→ **Dataset records**
□ □ □ □ □

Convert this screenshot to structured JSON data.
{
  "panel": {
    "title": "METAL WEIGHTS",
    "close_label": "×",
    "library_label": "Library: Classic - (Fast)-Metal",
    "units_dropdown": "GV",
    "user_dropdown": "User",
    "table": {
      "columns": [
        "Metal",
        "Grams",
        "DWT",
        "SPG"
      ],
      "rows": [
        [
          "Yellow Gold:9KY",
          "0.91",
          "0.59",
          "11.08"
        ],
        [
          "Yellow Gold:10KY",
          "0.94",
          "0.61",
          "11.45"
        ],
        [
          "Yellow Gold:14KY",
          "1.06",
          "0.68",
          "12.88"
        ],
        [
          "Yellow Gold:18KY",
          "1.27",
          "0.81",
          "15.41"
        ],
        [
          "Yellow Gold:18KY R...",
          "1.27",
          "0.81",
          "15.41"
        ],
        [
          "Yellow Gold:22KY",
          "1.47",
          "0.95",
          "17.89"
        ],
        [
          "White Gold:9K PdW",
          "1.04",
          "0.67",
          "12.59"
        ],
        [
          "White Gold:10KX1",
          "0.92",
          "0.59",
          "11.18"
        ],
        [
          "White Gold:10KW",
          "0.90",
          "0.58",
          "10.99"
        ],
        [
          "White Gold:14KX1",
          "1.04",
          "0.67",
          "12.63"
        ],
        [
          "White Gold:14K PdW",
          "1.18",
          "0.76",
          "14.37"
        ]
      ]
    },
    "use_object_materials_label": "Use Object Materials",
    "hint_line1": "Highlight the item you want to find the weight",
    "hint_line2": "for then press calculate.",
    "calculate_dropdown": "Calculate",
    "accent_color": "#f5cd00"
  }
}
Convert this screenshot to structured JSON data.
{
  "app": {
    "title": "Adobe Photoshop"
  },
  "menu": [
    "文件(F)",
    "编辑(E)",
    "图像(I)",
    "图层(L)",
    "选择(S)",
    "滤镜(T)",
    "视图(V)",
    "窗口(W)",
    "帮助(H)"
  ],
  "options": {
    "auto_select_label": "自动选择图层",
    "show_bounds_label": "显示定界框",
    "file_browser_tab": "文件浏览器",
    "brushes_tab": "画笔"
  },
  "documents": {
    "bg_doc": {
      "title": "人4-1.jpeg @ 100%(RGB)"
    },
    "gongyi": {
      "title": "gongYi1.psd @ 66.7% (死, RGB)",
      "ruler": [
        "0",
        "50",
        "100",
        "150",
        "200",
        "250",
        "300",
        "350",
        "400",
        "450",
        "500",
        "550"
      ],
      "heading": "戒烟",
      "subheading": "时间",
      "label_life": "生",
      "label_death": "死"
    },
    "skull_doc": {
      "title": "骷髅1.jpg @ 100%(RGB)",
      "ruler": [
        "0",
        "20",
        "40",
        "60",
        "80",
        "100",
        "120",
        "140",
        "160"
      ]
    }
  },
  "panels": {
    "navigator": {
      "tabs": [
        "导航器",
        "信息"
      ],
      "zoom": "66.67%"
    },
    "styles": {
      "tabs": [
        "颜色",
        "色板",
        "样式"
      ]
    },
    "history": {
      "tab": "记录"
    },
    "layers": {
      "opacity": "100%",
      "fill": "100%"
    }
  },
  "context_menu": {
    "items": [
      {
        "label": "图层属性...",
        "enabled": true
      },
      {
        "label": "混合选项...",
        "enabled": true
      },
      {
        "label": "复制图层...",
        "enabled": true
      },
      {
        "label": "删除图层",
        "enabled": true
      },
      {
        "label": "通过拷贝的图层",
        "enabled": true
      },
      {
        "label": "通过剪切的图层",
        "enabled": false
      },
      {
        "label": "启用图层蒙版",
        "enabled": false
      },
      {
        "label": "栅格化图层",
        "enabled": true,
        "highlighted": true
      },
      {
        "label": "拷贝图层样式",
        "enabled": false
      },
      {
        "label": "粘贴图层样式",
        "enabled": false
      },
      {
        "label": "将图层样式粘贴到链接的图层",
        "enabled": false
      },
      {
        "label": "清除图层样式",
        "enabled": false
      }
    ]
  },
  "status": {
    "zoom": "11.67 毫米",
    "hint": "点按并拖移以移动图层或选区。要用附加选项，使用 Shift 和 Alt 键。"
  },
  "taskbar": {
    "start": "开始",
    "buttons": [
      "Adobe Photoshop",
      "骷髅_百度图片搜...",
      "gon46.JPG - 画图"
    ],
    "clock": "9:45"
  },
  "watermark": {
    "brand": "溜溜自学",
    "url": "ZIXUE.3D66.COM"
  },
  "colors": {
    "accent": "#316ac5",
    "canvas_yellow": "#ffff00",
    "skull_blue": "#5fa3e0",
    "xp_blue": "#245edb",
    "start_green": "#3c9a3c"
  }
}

□ □ □ □ □

→ **SHORT EXERCISE**
Repeat the listing above without any change.

→ **PROBLEM SOLUTION**
Convert this screenshot to structured JSON data.
{
  "panel": {
    "title": "METAL WEIGHTS",
    "close_label": "×",
    "library_label": "Library: Classic - (Fast)-Metal",
    "units_dropdown": "GV",
    "user_dropdown": "User",
    "table": {
      "columns": [
        "Metal",
        "Grams",
        "DWT",
        "SPG"
      ],
      "rows": [
        [
          "Yellow Gold:9KY",
          "0.91",
          "0.59",
          "11.08"
        ],
        [
          "Yellow Gold:10KY",
          "0.94",
          "0.61",
          "11.45"
        ],
        [
          "Yellow Gold:14KY",
          "1.06",
          "0.68",
          "12.88"
        ],
        [
          "Yellow Gold:18KY",
          "1.27",
          "0.81",
          "15.41"
        ],
        [
          "Yellow Gold:18KY R...",
          "1.27",
          "0.81",
          "15.41"
        ],
        [
          "Yellow Gold:22KY",
          "1.47",
          "0.95",
          "17.89"
        ],
        [
          "White Gold:9K PdW",
          "1.04",
          "0.67",
          "12.59"
        ],
        [
          "White Gold:10KX1",
          "0.92",
          "0.59",
          "11.18"
        ],
        [
          "White Gold:10KW",
          "0.90",
          "0.58",
          "10.99"
        ],
        [
          "White Gold:14KX1",
          "1.04",
          "0.67",
          "12.63"
        ],
        [
          "White Gold:14K PdW",
          "1.18",
          "0.76",
          "14.37"
        ]
      ]
    },
    "use_object_materials_label": "Use Object Materials",
    "hint_line1": "Highlight the item you want to find the weight",
    "hint_line2": "for then press calculate.",
    "calculate_dropdown": "Calculate",
    "accent_color": "#f5cd00"
  }
}
Convert this screenshot to structured JSON data.
{
  "app": {
    "title": "Adobe Photoshop"
  },
  "menu": [
    "文件(F)",
    "编辑(E)",
    "图像(I)",
    "图层(L)",
    "选择(S)",
    "滤镜(T)",
    "视图(V)",
    "窗口(W)",
    "帮助(H)"
  ],
  "options": {
    "auto_select_label": "自动选择图层",
    "show_bounds_label": "显示定界框",
    "file_browser_tab": "文件浏览器",
    "brushes_tab": "画笔"
  },
  "documents": {
    "bg_doc": {
      "title": "人4-1.jpeg @ 100%(RGB)"
    },
    "gongyi": {
      "title": "gongYi1.psd @ 66.7% (死, RGB)",
      "ruler": [
        "0",
        "50",
        "100",
        "150",
        "200",
        "250",
        "300",
        "350",
        "400",
        "450",
        "500",
        "550"
      ],
      "heading": "戒烟",
      "subheading": "时间",
      "label_life": "生",
      "label_death": "死"
    },
    "skull_doc": {
      "title": "骷髅1.jpg @ 100%(RGB)",
      "ruler": [
        "0",
        "20",
        "40",
        "60",
        "80",
        "100",
        "120",
        "140",
        "160"
      ]
    }
  },
  "panels": {
    "navigator": {
      "tabs": [
        "导航器",
        "信息"
      ],
      "zoom": "66.67%"
    },
    "styles": {
      "tabs": [
        "颜色",
        "色板",
        "样式"
      ]
    },
    "history": {
      "tab": "记录"
    },
    "layers": {
      "opacity": "100%",
      "fill": "100%"
    }
  },
  "context_menu": {
    "items": [
      {
        "label": "图层属性...",
        "enabled": true
      },
      {
        "label": "混合选项...",
        "enabled": true
      },
      {
        "label": "复制图层...",
        "enabled": true
      },
      {
        "label": "删除图层",
        "enabled": true
      },
      {
        "label": "通过拷贝的图层",
        "enabled": true
      },
      {
        "label": "通过剪切的图层",
        "enabled": false
      },
      {
        "label": "启用图层蒙版",
        "enabled": false
      },
      {
        "label": "栅格化图层",
        "enabled": true,
        "highlighted": true
      },
      {
        "label": "拷贝图层样式",
        "enabled": false
      },
      {
        "label": "粘贴图层样式",
        "enabled": false
      },
      {
        "label": "将图层样式粘贴到链接的图层",
        "enabled": false
      },
      {
        "label": "清除图层样式",
        "enabled": false
      }
    ]
  },
  "status": {
    "zoom": "11.67 毫米",
    "hint": "点按并拖移以移动图层或选区。要用附加选项，使用 Shift 和 Alt 键。"
  },
  "taskbar": {
    "start": "开始",
    "buttons": [
      "Adobe Photoshop",
      "骷髅_百度图片搜...",
      "gon46.JPG - 画图"
    ],
    "clock": "9:45"
  },
  "watermark": {
    "brand": "溜溜自学",
    "url": "ZIXUE.3D66.COM"
  },
  "colors": {
    "accent": "#316ac5",
    "canvas_yellow": "#ffff00",
    "skull_blue": "#5fa3e0",
    "xp_blue": "#245edb",
    "start_green": "#3c9a3c"
  }
}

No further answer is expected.